Collection entries:
((
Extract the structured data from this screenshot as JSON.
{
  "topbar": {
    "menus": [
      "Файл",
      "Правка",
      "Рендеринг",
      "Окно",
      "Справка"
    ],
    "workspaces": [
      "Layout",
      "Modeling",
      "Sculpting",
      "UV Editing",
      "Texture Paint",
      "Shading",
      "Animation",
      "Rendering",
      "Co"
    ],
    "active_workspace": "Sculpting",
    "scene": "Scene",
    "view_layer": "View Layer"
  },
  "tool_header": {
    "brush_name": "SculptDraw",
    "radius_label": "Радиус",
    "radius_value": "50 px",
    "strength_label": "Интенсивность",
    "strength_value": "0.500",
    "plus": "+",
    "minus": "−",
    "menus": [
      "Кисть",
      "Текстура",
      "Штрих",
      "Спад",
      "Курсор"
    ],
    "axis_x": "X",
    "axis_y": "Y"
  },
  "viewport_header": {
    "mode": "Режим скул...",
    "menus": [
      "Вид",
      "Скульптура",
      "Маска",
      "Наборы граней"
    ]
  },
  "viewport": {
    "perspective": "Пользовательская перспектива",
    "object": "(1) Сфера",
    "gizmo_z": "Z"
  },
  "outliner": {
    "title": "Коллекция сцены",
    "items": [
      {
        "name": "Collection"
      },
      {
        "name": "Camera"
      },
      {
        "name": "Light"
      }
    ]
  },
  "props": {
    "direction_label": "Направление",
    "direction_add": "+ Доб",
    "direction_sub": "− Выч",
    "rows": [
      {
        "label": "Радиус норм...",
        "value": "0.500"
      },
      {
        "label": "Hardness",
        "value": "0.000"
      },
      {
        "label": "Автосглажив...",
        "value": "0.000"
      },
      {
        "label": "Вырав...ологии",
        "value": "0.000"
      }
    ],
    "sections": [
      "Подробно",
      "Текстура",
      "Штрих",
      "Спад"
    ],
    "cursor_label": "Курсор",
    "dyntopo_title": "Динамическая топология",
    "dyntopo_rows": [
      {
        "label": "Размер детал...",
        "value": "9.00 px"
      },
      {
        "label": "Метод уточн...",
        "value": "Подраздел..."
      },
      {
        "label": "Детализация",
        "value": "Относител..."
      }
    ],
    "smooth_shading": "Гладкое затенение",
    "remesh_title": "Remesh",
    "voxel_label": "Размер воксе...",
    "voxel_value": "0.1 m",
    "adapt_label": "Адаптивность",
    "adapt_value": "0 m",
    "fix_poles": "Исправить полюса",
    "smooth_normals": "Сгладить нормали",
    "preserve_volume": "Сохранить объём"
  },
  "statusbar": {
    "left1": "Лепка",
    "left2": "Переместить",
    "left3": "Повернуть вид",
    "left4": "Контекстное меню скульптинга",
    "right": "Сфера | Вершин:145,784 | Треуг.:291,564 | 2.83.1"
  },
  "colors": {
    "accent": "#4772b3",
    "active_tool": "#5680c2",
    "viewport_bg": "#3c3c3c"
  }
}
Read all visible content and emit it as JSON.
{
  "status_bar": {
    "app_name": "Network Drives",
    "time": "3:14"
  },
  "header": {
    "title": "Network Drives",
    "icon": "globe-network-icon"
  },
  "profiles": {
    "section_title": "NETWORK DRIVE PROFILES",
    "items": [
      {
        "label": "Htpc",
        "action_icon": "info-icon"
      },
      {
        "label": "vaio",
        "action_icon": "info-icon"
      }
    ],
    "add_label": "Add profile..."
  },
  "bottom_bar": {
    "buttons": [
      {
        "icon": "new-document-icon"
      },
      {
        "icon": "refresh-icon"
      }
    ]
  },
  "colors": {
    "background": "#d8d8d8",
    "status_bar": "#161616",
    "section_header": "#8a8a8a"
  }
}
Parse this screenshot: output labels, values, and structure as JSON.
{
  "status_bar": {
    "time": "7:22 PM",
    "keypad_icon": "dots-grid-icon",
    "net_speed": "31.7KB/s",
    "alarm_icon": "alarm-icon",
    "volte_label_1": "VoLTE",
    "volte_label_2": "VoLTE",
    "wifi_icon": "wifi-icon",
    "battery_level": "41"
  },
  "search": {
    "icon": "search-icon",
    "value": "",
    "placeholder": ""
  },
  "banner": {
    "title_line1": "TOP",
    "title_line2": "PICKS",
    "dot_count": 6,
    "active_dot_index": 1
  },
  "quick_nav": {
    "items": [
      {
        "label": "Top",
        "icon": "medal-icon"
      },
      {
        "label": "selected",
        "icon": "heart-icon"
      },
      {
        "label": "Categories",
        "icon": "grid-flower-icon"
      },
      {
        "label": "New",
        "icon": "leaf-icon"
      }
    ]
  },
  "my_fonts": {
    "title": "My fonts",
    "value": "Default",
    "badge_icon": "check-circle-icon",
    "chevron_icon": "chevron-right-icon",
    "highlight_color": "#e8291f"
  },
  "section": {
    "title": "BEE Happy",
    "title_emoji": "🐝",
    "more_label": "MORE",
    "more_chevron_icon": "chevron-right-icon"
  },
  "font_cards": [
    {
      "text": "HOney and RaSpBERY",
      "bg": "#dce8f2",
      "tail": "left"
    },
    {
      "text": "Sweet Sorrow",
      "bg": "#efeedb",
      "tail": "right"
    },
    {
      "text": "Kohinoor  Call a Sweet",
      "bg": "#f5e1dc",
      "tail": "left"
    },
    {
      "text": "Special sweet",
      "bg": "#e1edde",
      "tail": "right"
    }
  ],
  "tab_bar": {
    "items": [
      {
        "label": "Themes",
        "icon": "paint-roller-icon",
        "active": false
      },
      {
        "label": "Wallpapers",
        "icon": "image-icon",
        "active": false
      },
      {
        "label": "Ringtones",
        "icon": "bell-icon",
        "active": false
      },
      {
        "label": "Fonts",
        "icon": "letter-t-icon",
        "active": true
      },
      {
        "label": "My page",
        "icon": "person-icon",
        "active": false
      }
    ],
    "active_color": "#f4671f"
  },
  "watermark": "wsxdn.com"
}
))
Write the material out again in its entirety, exactly as shown.

Extract the structured data from this screenshot as JSON.
{
  "topbar": {
    "menus": [
      "Файл",
      "Правка",
      "Рендеринг",
      "Окно",
      "Справка"
    ],
    "workspaces": [
      "Layout",
      "Modeling",
      "Sculpting",
      "UV Editing",
      "Texture Paint",
      "Shading",
      "Animation",
      "Rendering",
      "Co"
    ],
    "active_workspace": "Sculpting",
    "scene": "Scene",
    "view_layer": "View Layer"
  },
  "tool_header": {
    "brush_name": "SculptDraw",
    "radius_label": "Радиус",
    "radius_value": "50 px",
    "strength_label": "Интенсивность",
    "strength_value": "0.500",
    "plus": "+",
    "minus": "−",
    "menus": [
      "Кисть",
      "Текстура",
      "Штрих",
      "Спад",
      "Курсор"
    ],
    "axis_x": "X",
    "axis_y": "Y"
  },
  "viewport_header": {
    "mode": "Режим скул...",
    "menus": [
      "Вид",
      "Скульптура",
      "Маска",
      "Наборы граней"
    ]
  },
  "viewport": {
    "perspective": "Пользовательская перспектива",
    "object": "(1) Сфера",
    "gizmo_z": "Z"
  },
  "outliner": {
    "title": "Коллекция сцены",
    "items": [
      {
        "name": "Collection"
      },
      {
        "name": "Camera"
      },
      {
        "name": "Light"
      }
    ]
  },
  "props": {
    "direction_label": "Направление",
    "direction_add": "+ Доб",
    "direction_sub": "− Выч",
    "rows": [
      {
        "label": "Радиус норм...",
        "value": "0.500"
      },
      {
        "label": "Hardness",
        "value": "0.000"
      },
      {
        "label": "Автосглажив...",
        "value": "0.000"
      },
      {
        "label": "Вырав...ологии",
        "value": "0.000"
      }
    ],
    "sections": [
      "Подробно",
      "Текстура",
      "Штрих",
      "Спад"
    ],
    "cursor_label": "Курсор",
    "dyntopo_title": "Динамическая топология",
    "dyntopo_rows": [
      {
        "label": "Размер детал...",
        "value": "9.00 px"
      },
      {
        "label": "Метод уточн...",
        "value": "Подраздел..."
      },
      {
        "label": "Детализация",
        "value": "Относител..."
      }
    ],
    "smooth_shading": "Гладкое затенение",
    "remesh_title": "Remesh",
    "voxel_label": "Размер воксе...",
    "voxel_value": "0.1 m",
    "adapt_label": "Адаптивность",
    "adapt_value": "0 m",
    "fix_poles": "Исправить полюса",
    "smooth_normals": "Сгладить нормали",
    "preserve_volume": "Сохранить объём"
  },
  "statusbar": {
    "left1": "Лепка",
    "left2": "Переместить",
    "left3": "Повернуть вид",
    "left4": "Контекстное меню скульптинга",
    "right": "Сфера | Вершин:145,784 | Треуг.:291,564 | 2.83.1"
  },
  "colors": {
    "accent": "#4772b3",
    "active_tool": "#5680c2",
    "viewport_bg": "#3c3c3c"
  }
}
Read all visible content and emit it as JSON.
{
  "status_bar": {
    "app_name": "Network Drives",
    "time": "3:14"
  },
  "header": {
    "title": "Network Drives",
    "icon": "globe-network-icon"
  },
  "profiles": {
    "section_title": "NETWORK DRIVE PROFILES",
    "items": [
      {
        "label": "Htpc",
        "action_icon": "info-icon"
      },
      {
        "label": "vaio",
        "action_icon": "info-icon"
      }
    ],
    "add_label": "Add profile..."
  },
  "bottom_bar": {
    "buttons": [
      {
        "icon": "new-document-icon"
      },
      {
        "icon": "refresh-icon"
      }
    ]
  },
  "colors": {
    "background": "#d8d8d8",
    "status_bar": "#161616",
    "section_header": "#8a8a8a"
  }
}
Parse this screenshot: output labels, values, and structure as JSON.
{
  "status_bar": {
    "time": "7:22 PM",
    "keypad_icon": "dots-grid-icon",
    "net_speed": "31.7KB/s",
    "alarm_icon": "alarm-icon",
    "volte_label_1": "VoLTE",
    "volte_label_2": "VoLTE",
    "wifi_icon": "wifi-icon",
    "battery_level": "41"
  },
  "search": {
    "icon": "search-icon",
    "value": "",
    "placeholder": ""
  },
  "banner": {
    "title_line1": "TOP",
    "title_line2": "PICKS",
    "dot_count": 6,
    "active_dot_index": 1
  },
  "quick_nav": {
    "items": [
      {
        "label": "Top",
        "icon": "medal-icon"
      },
      {
        "label": "selected",
        "icon": "heart-icon"
      },
      {
        "label": "Categories",
        "icon": "grid-flower-icon"
      },
      {
        "label": "New",
        "icon": "leaf-icon"
      }
    ]
  },
  "my_fonts": {
    "title": "My fonts",
    "value": "Default",
    "badge_icon": "check-circle-icon",
    "chevron_icon": "chevron-right-icon",
    "highlight_color": "#e8291f"
  },
  "section": {
    "title": "BEE Happy",
    "title_emoji": "🐝",
    "more_label": "MORE",
    "more_chevron_icon": "chevron-right-icon"
  },
  "font_cards": [
    {
      "text": "HOney and RaSpBERY",
      "bg": "#dce8f2",
      "tail": "left"
    },
    {
      "text": "Sweet Sorrow",
      "bg": "#efeedb",
      "tail": "right"
    },
    {
      "text": "Kohinoor  Call a Sweet",
      "bg": "#f5e1dc",
      "tail": "left"
    },
    {
      "text": "Special sweet",
      "bg": "#e1edde",
      "tail": "right"
    }
  ],
  "tab_bar": {
    "items": [
      {
        "label": "Themes",
        "icon": "paint-roller-icon",
        "active": false
      },
      {
        "label": "Wallpapers",
        "icon": "image-icon",
        "active": false
      },
      {
        "label": "Ringtones",
        "icon": "bell-icon",
        "active": false
      },
      {
        "label": "Fonts",
        "icon": "letter-t-icon",
        "active": true
      },
      {
        "label": "My page",
        "icon": "person-icon",
        "active": false
      }
    ],
    "active_color": "#f4671f"
  },
  "watermark": "wsxdn.com"
}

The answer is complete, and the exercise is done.